▶ OBJECTIVE
Below is a listing. Gather each line of it that contains "JSON".

(Dataset records)
_ _ _
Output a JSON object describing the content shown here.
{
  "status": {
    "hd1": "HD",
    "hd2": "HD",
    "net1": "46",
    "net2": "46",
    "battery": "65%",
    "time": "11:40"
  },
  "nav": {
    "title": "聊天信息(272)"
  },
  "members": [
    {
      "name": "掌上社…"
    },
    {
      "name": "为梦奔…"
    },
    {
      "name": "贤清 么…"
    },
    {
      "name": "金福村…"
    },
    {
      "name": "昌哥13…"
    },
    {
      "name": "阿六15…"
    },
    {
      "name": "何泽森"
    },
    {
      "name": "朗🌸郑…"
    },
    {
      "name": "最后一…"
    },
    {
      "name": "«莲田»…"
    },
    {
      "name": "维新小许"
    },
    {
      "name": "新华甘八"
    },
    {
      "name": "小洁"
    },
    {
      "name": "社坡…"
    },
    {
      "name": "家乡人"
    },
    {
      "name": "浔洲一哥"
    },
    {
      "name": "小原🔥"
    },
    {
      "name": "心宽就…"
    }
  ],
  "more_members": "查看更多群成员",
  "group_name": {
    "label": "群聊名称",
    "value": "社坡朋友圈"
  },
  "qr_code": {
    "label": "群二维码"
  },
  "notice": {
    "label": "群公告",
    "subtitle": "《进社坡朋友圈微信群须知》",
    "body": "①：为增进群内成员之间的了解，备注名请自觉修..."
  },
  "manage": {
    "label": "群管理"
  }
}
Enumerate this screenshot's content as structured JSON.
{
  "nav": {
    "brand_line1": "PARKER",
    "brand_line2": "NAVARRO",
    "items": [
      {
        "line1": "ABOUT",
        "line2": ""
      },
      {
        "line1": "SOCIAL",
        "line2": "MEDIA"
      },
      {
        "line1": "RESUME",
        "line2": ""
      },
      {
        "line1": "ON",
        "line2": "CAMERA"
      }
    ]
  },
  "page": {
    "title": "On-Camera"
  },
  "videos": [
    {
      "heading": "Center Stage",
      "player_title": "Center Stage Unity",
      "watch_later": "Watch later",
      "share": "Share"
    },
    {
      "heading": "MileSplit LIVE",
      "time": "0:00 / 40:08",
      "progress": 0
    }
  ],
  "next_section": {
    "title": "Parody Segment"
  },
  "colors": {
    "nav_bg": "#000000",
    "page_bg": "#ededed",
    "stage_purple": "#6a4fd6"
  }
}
_ _ _
▶ FULL SOLUTION
Output a JSON object describing the content shown here.
Enumerate this screenshot's content as structured JSON.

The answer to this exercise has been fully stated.